Dataset listings of figures:
BEGIN

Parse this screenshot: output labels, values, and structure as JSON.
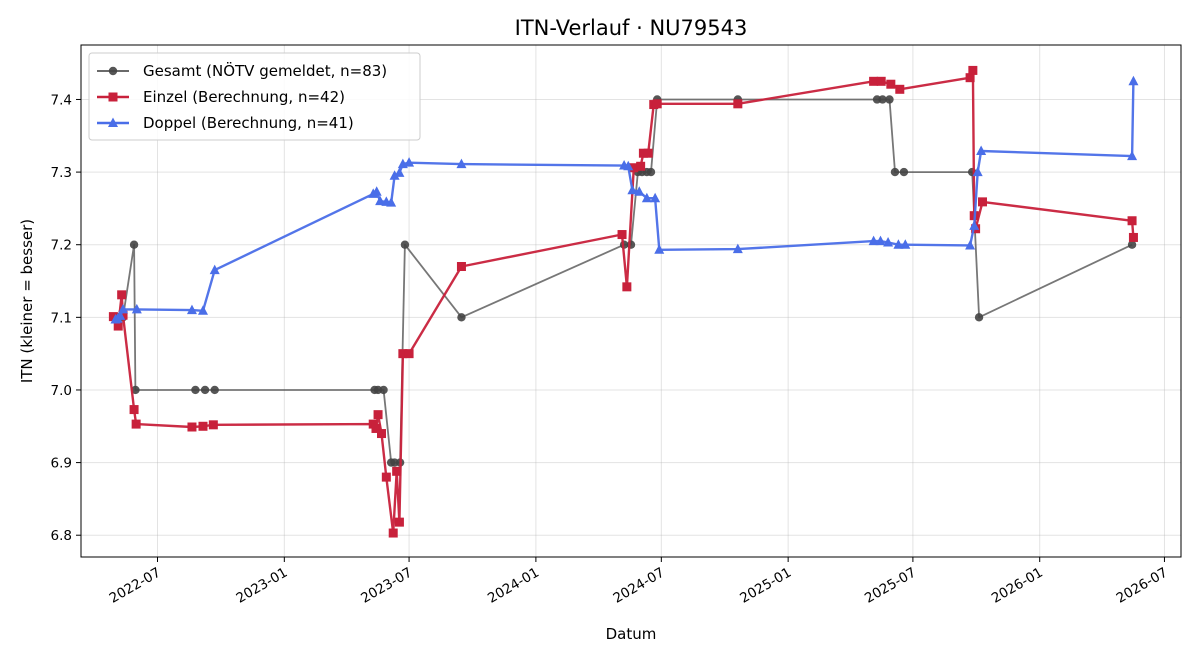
{
  "chart_data": {
    "type": "line",
    "title": "ITN-Verlauf · NU79543",
    "xlabel": "Datum",
    "ylabel": "ITN  (kleiner = besser)",
    "x_axis_type": "date",
    "xlim": [
      "2022-03-12",
      "2026-07-25"
    ],
    "ylim": [
      6.77,
      7.475
    ],
    "x_ticks": [
      "2022-07-01",
      "2023-01-01",
      "2023-07-01",
      "2024-01-01",
      "2024-07-01",
      "2025-01-01",
      "2025-07-01",
      "2026-01-01",
      "2026-07-01"
    ],
    "x_tick_labels": [
      "2022-07",
      "2023-01",
      "2023-07",
      "2024-01",
      "2024-07",
      "2025-01",
      "2025-07",
      "2026-01",
      "2026-07"
    ],
    "y_ticks": [
      6.8,
      6.9,
      7.0,
      7.1,
      7.2,
      7.3,
      7.4
    ],
    "y_tick_labels": [
      "6.8",
      "6.9",
      "7.0",
      "7.1",
      "7.2",
      "7.3",
      "7.4"
    ],
    "grid": true,
    "legend_position": "top-left",
    "series": [
      {
        "name": "Gesamt (NÖTV gemeldet, n=83)",
        "color": "#555555",
        "marker": "circle",
        "points": [
          [
            "2022-05-01",
            7.1
          ],
          [
            "2022-05-04",
            7.1
          ],
          [
            "2022-05-12",
            7.1
          ],
          [
            "2022-05-28",
            7.2
          ],
          [
            "2022-05-30",
            7.0
          ],
          [
            "2022-08-25",
            7.0
          ],
          [
            "2022-09-08",
            7.0
          ],
          [
            "2022-09-22",
            7.0
          ],
          [
            "2023-05-12",
            7.0
          ],
          [
            "2023-05-17",
            7.0
          ],
          [
            "2023-05-25",
            7.0
          ],
          [
            "2023-06-05",
            6.9
          ],
          [
            "2023-06-10",
            6.9
          ],
          [
            "2023-06-18",
            6.9
          ],
          [
            "2023-06-25",
            7.2
          ],
          [
            "2023-09-15",
            7.1
          ],
          [
            "2024-05-08",
            7.2
          ],
          [
            "2024-05-18",
            7.2
          ],
          [
            "2024-05-28",
            7.3
          ],
          [
            "2024-06-03",
            7.3
          ],
          [
            "2024-06-10",
            7.3
          ],
          [
            "2024-06-16",
            7.3
          ],
          [
            "2024-06-25",
            7.4
          ],
          [
            "2024-10-20",
            7.4
          ],
          [
            "2025-05-10",
            7.4
          ],
          [
            "2025-05-18",
            7.4
          ],
          [
            "2025-05-28",
            7.4
          ],
          [
            "2025-06-05",
            7.3
          ],
          [
            "2025-06-18",
            7.3
          ],
          [
            "2025-09-25",
            7.3
          ],
          [
            "2025-10-05",
            7.1
          ],
          [
            "2026-05-15",
            7.2
          ]
        ]
      },
      {
        "name": "Einzel (Berechnung, n=42)",
        "color": "#c8213b",
        "marker": "square",
        "points": [
          [
            "2022-04-28",
            7.101
          ],
          [
            "2022-05-05",
            7.088
          ],
          [
            "2022-05-10",
            7.131
          ],
          [
            "2022-05-12",
            7.103
          ],
          [
            "2022-05-28",
            6.973
          ],
          [
            "2022-05-31",
            6.953
          ],
          [
            "2022-08-20",
            6.949
          ],
          [
            "2022-09-05",
            6.95
          ],
          [
            "2022-09-20",
            6.952
          ],
          [
            "2023-05-10",
            6.953
          ],
          [
            "2023-05-14",
            6.947
          ],
          [
            "2023-05-17",
            6.966
          ],
          [
            "2023-05-22",
            6.94
          ],
          [
            "2023-05-29",
            6.88
          ],
          [
            "2023-06-08",
            6.803
          ],
          [
            "2023-06-13",
            6.888
          ],
          [
            "2023-06-17",
            6.818
          ],
          [
            "2023-06-22",
            7.05
          ],
          [
            "2023-07-01",
            7.05
          ],
          [
            "2023-09-15",
            7.17
          ],
          [
            "2024-05-05",
            7.214
          ],
          [
            "2024-05-12",
            7.142
          ],
          [
            "2024-05-22",
            7.306
          ],
          [
            "2024-06-01",
            7.308
          ],
          [
            "2024-06-05",
            7.326
          ],
          [
            "2024-06-12",
            7.326
          ],
          [
            "2024-06-20",
            7.393
          ],
          [
            "2024-06-25",
            7.394
          ],
          [
            "2024-10-20",
            7.394
          ],
          [
            "2025-05-05",
            7.425
          ],
          [
            "2025-05-16",
            7.425
          ],
          [
            "2025-05-30",
            7.421
          ],
          [
            "2025-06-12",
            7.414
          ],
          [
            "2025-09-22",
            7.43
          ],
          [
            "2025-09-26",
            7.44
          ],
          [
            "2025-09-28",
            7.24
          ],
          [
            "2025-09-30",
            7.222
          ],
          [
            "2025-10-10",
            7.259
          ],
          [
            "2026-05-15",
            7.233
          ],
          [
            "2026-05-17",
            7.21
          ]
        ]
      },
      {
        "name": "Doppel (Berechnung, n=41)",
        "color": "#4a6ee8",
        "marker": "triangle",
        "points": [
          [
            "2022-05-01",
            7.097
          ],
          [
            "2022-05-04",
            7.098
          ],
          [
            "2022-05-08",
            7.102
          ],
          [
            "2022-05-12",
            7.111
          ],
          [
            "2022-06-01",
            7.111
          ],
          [
            "2022-08-20",
            7.11
          ],
          [
            "2022-09-05",
            7.109
          ],
          [
            "2022-09-22",
            7.165
          ],
          [
            "2023-05-10",
            7.27
          ],
          [
            "2023-05-15",
            7.273
          ],
          [
            "2023-05-20",
            7.26
          ],
          [
            "2023-05-29",
            7.259
          ],
          [
            "2023-06-05",
            7.258
          ],
          [
            "2023-06-10",
            7.295
          ],
          [
            "2023-06-17",
            7.299
          ],
          [
            "2023-06-22",
            7.311
          ],
          [
            "2023-07-01",
            7.313
          ],
          [
            "2023-09-15",
            7.311
          ],
          [
            "2024-05-08",
            7.309
          ],
          [
            "2024-05-14",
            7.308
          ],
          [
            "2024-05-20",
            7.275
          ],
          [
            "2024-05-30",
            7.273
          ],
          [
            "2024-06-10",
            7.264
          ],
          [
            "2024-06-22",
            7.264
          ],
          [
            "2024-06-28",
            7.193
          ],
          [
            "2024-10-20",
            7.194
          ],
          [
            "2025-05-05",
            7.205
          ],
          [
            "2025-05-15",
            7.205
          ],
          [
            "2025-05-26",
            7.203
          ],
          [
            "2025-06-10",
            7.2
          ],
          [
            "2025-06-20",
            7.2
          ],
          [
            "2025-09-22",
            7.199
          ],
          [
            "2025-09-28",
            7.226
          ],
          [
            "2025-10-03",
            7.3
          ],
          [
            "2025-10-08",
            7.329
          ],
          [
            "2026-05-15",
            7.322
          ],
          [
            "2026-05-17",
            7.425
          ]
        ]
      }
    ]
  }
}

END

→ **What you should do**
Repeat the material above in full and exactly, apart from the pictures.

→ **Written solution**
Parse this screenshot: output labels, values, and structure as JSON.
{
  "chart_data": {
    "type": "line",
    "title": "ITN-Verlauf · NU79543",
    "xlabel": "Datum",
    "ylabel": "ITN  (kleiner = besser)",
    "x_axis_type": "date",
    "xlim": [
      "2022-03-12",
      "2026-07-25"
    ],
    "ylim": [
      6.77,
      7.475
    ],
    "x_ticks": [
      "2022-07-01",
      "2023-01-01",
      "2023-07-01",
      "2024-01-01",
      "2024-07-01",
      "2025-01-01",
      "2025-07-01",
      "2026-01-01",
      "2026-07-01"
    ],
    "x_tick_labels": [
      "2022-07",
      "2023-01",
      "2023-07",
      "2024-01",
      "2024-07",
      "2025-01",
      "2025-07",
      "2026-01",
      "2026-07"
    ],
    "y_ticks": [
      6.8,
      6.9,
      7.0,
      7.1,
      7.2,
      7.3,
      7.4
    ],
    "y_tick_labels": [
      "6.8",
      "6.9",
      "7.0",
      "7.1",
      "7.2",
      "7.3",
      "7.4"
    ],
    "grid": true,
    "legend_position": "top-left",
    "series": [
      {
        "name": "Gesamt (NÖTV gemeldet, n=83)",
        "color": "#555555",
        "marker": "circle",
        "points": [
          [
            "2022-05-01",
            7.1
          ],
          [
            "2022-05-04",
            7.1
          ],
          [
            "2022-05-12",
            7.1
          ],
          [
            "2022-05-28",
            7.2
          ],
          [
            "2022-05-30",
            7.0
          ],
          [
            "2022-08-25",
            7.0
          ],
          [
            "2022-09-08",
            7.0
          ],
          [
            "2022-09-22",
            7.0
          ],
          [
            "2023-05-12",
            7.0
          ],
          [
            "2023-05-17",
            7.0
          ],
          [
            "2023-05-25",
            7.0
          ],
          [
            "2023-06-05",
            6.9
          ],
          [
            "2023-06-10",
            6.9
          ],
          [
            "2023-06-18",
            6.9
          ],
          [
            "2023-06-25",
            7.2
          ],
          [
            "2023-09-15",
            7.1
          ],
          [
            "2024-05-08",
            7.2
          ],
          [
            "2024-05-18",
            7.2
          ],
          [
            "2024-05-28",
            7.3
          ],
          [
            "2024-06-03",
            7.3
          ],
          [
            "2024-06-10",
            7.3
          ],
          [
            "2024-06-16",
            7.3
          ],
          [
            "2024-06-25",
            7.4
          ],
          [
            "2024-10-20",
            7.4
          ],
          [
            "2025-05-10",
            7.4
          ],
          [
            "2025-05-18",
            7.4
          ],
          [
            "2025-05-28",
            7.4
          ],
          [
            "2025-06-05",
            7.3
          ],
          [
            "2025-06-18",
            7.3
          ],
          [
            "2025-09-25",
            7.3
          ],
          [
            "2025-10-05",
            7.1
          ],
          [
            "2026-05-15",
            7.2
          ]
        ]
      },
      {
        "name": "Einzel (Berechnung, n=42)",
        "color": "#c8213b",
        "marker": "square",
        "points": [
          [
            "2022-04-28",
            7.101
          ],
          [
            "2022-05-05",
            7.088
          ],
          [
            "2022-05-10",
            7.131
          ],
          [
            "2022-05-12",
            7.103
          ],
          [
            "2022-05-28",
            6.973
          ],
          [
            "2022-05-31",
            6.953
          ],
          [
            "2022-08-20",
            6.949
          ],
          [
            "2022-09-05",
            6.95
          ],
          [
            "2022-09-20",
            6.952
          ],
          [
            "2023-05-10",
            6.953
          ],
          [
            "2023-05-14",
            6.947
          ],
          [
            "2023-05-17",
            6.966
          ],
          [
            "2023-05-22",
            6.94
          ],
          [
            "2023-05-29",
            6.88
          ],
          [
            "2023-06-08",
            6.803
          ],
          [
            "2023-06-13",
            6.888
          ],
          [
            "2023-06-17",
            6.818
          ],
          [
            "2023-06-22",
            7.05
          ],
          [
            "2023-07-01",
            7.05
          ],
          [
            "2023-09-15",
            7.17
          ],
          [
            "2024-05-05",
            7.214
          ],
          [
            "2024-05-12",
            7.142
          ],
          [
            "2024-05-22",
            7.306
          ],
          [
            "2024-06-01",
            7.308
          ],
          [
            "2024-06-05",
            7.326
          ],
          [
            "2024-06-12",
            7.326
          ],
          [
            "2024-06-20",
            7.393
          ],
          [
            "2024-06-25",
            7.394
          ],
          [
            "2024-10-20",
            7.394
          ],
          [
            "2025-05-05",
            7.425
          ],
          [
            "2025-05-16",
            7.425
          ],
          [
            "2025-05-30",
            7.421
          ],
          [
            "2025-06-12",
            7.414
          ],
          [
            "2025-09-22",
            7.43
          ],
          [
            "2025-09-26",
            7.44
          ],
          [
            "2025-09-28",
            7.24
          ],
          [
            "2025-09-30",
            7.222
          ],
          [
            "2025-10-10",
            7.259
          ],
          [
            "2026-05-15",
            7.233
          ],
          [
            "2026-05-17",
            7.21
          ]
        ]
      },
      {
        "name": "Doppel (Berechnung, n=41)",
        "color": "#4a6ee8",
        "marker": "triangle",
        "points": [
          [
            "2022-05-01",
            7.097
          ],
          [
            "2022-05-04",
            7.098
          ],
          [
            "2022-05-08",
            7.102
          ],
          [
            "2022-05-12",
            7.111
          ],
          [
            "2022-06-01",
            7.111
          ],
          [
            "2022-08-20",
            7.11
          ],
          [
            "2022-09-05",
            7.109
          ],
          [
            "2022-09-22",
            7.165
          ],
          [
            "2023-05-10",
            7.27
          ],
          [
            "2023-05-15",
            7.273
          ],
          [
            "2023-05-20",
            7.26
          ],
          [
            "2023-05-29",
            7.259
          ],
          [
            "2023-06-05",
            7.258
          ],
          [
            "2023-06-10",
            7.295
          ],
          [
            "2023-06-17",
            7.299
          ],
          [
            "2023-06-22",
            7.311
          ],
          [
            "2023-07-01",
            7.313
          ],
          [
            "2023-09-15",
            7.311
          ],
          [
            "2024-05-08",
            7.309
          ],
          [
            "2024-05-14",
            7.308
          ],
          [
            "2024-05-20",
            7.275
          ],
          [
            "2024-05-30",
            7.273
          ],
          [
            "2024-06-10",
            7.264
          ],
          [
            "2024-06-22",
            7.264
          ],
          [
            "2024-06-28",
            7.193
          ],
          [
            "2024-10-20",
            7.194
          ],
          [
            "2025-05-05",
            7.205
          ],
          [
            "2025-05-15",
            7.205
          ],
          [
            "2025-05-26",
            7.203
          ],
          [
            "2025-06-10",
            7.2
          ],
          [
            "2025-06-20",
            7.2
          ],
          [
            "2025-09-22",
            7.199
          ],
          [
            "2025-09-28",
            7.226
          ],
          [
            "2025-10-03",
            7.3
          ],
          [
            "2025-10-08",
            7.329
          ],
          [
            "2026-05-15",
            7.322
          ],
          [
            "2026-05-17",
            7.425
          ]
        ]
      }
    ]
  }
}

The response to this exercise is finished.